• INSTRUCTIONS FOR THE TASK:
Copy each line that has the string "linkage" somewhere in it.

━━━━━━━━

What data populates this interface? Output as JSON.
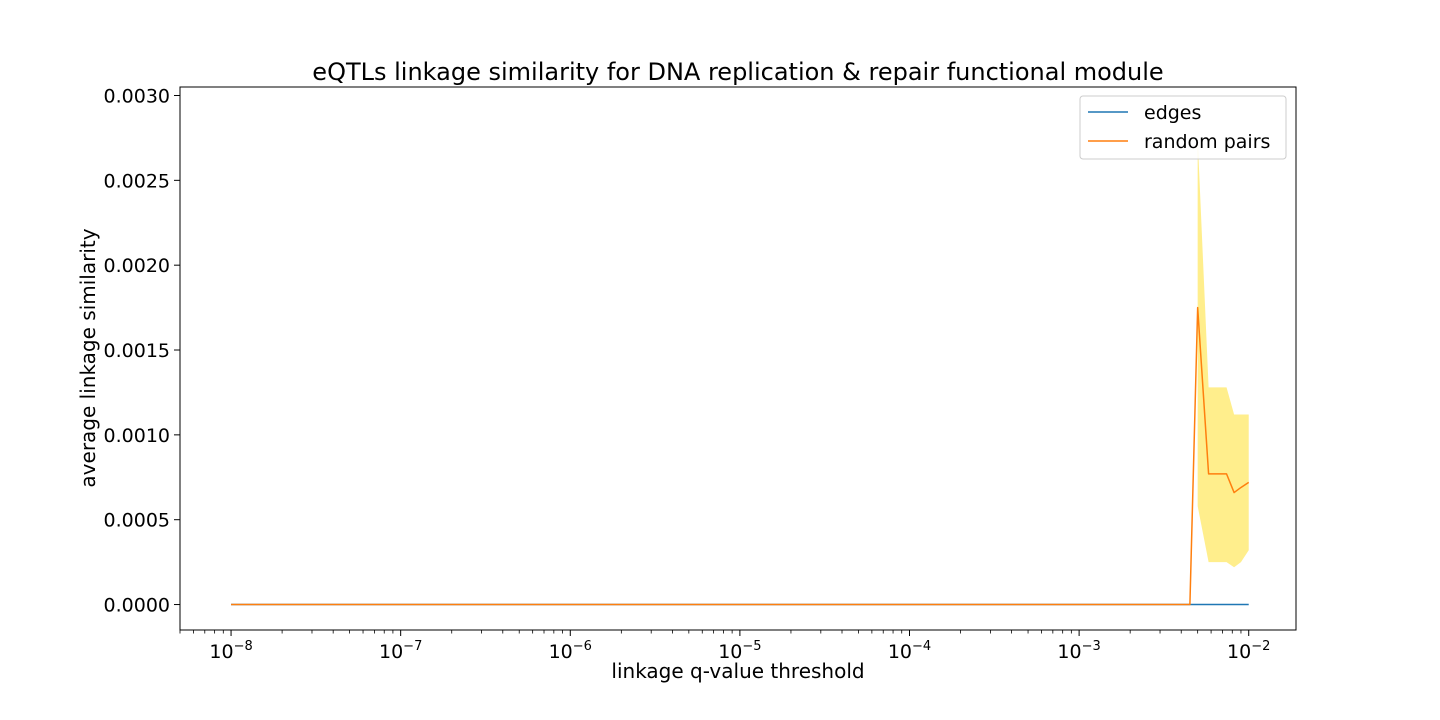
{
  "chart_data": {
    "type": "line",
    "title": "eQTLs linkage similarity for DNA replication & repair functional module",
    "xlabel": "linkage q-value threshold",
    "ylabel": "average linkage similarity",
    "xscale": "log",
    "xlim": [
      5e-09,
      0.019
    ],
    "ylim": [
      -0.00015,
      0.00305
    ],
    "x_ticks": [
      1e-08,
      1e-07,
      1e-06,
      1e-05,
      0.0001,
      0.001,
      0.01
    ],
    "x_tick_labels": [
      {
        "base": "10",
        "exp": "−8"
      },
      {
        "base": "10",
        "exp": "−7"
      },
      {
        "base": "10",
        "exp": "−6"
      },
      {
        "base": "10",
        "exp": "−5"
      },
      {
        "base": "10",
        "exp": "−4"
      },
      {
        "base": "10",
        "exp": "−3"
      },
      {
        "base": "10",
        "exp": "−2"
      }
    ],
    "y_ticks": [
      0,
      0.0005,
      0.001,
      0.0015,
      0.002,
      0.0025,
      0.003
    ],
    "y_tick_labels": [
      "0.0000",
      "0.0005",
      "0.0010",
      "0.0015",
      "0.0020",
      "0.0025",
      "0.0030"
    ],
    "grid": false,
    "legend_position": "top-right",
    "series": [
      {
        "name": "edges",
        "color": "#1f77b4",
        "x": [
          1e-08,
          0.0045,
          0.005,
          0.0058,
          0.0066,
          0.0074,
          0.0082,
          0.009,
          0.01
        ],
        "values": [
          0,
          0,
          0,
          0,
          0,
          0,
          0,
          0,
          0
        ]
      },
      {
        "name": "random pairs",
        "color": "#ff7f0e",
        "x": [
          1e-08,
          0.0045,
          0.005,
          0.0058,
          0.0066,
          0.0074,
          0.0082,
          0.009,
          0.01
        ],
        "values": [
          0,
          0,
          0.00175,
          0.00077,
          0.00077,
          0.00077,
          0.00066,
          0.00069,
          0.00072
        ],
        "band_color": "#ffe866",
        "band_lower": [
          null,
          null,
          0.00058,
          0.00025,
          0.00025,
          0.00025,
          0.00022,
          0.00025,
          0.00032
        ],
        "band_upper": [
          null,
          null,
          0.00275,
          0.00128,
          0.00128,
          0.00128,
          0.00112,
          0.00112,
          0.00112
        ]
      }
    ]
  }
}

━━━━━━━━

• SOLUTION TO THE PROBLEM:
    "title": "eQTLs linkage similarity for DNA replication & repair functional module",
    "xlabel": "linkage q-value threshold",
    "ylabel": "average linkage similarity",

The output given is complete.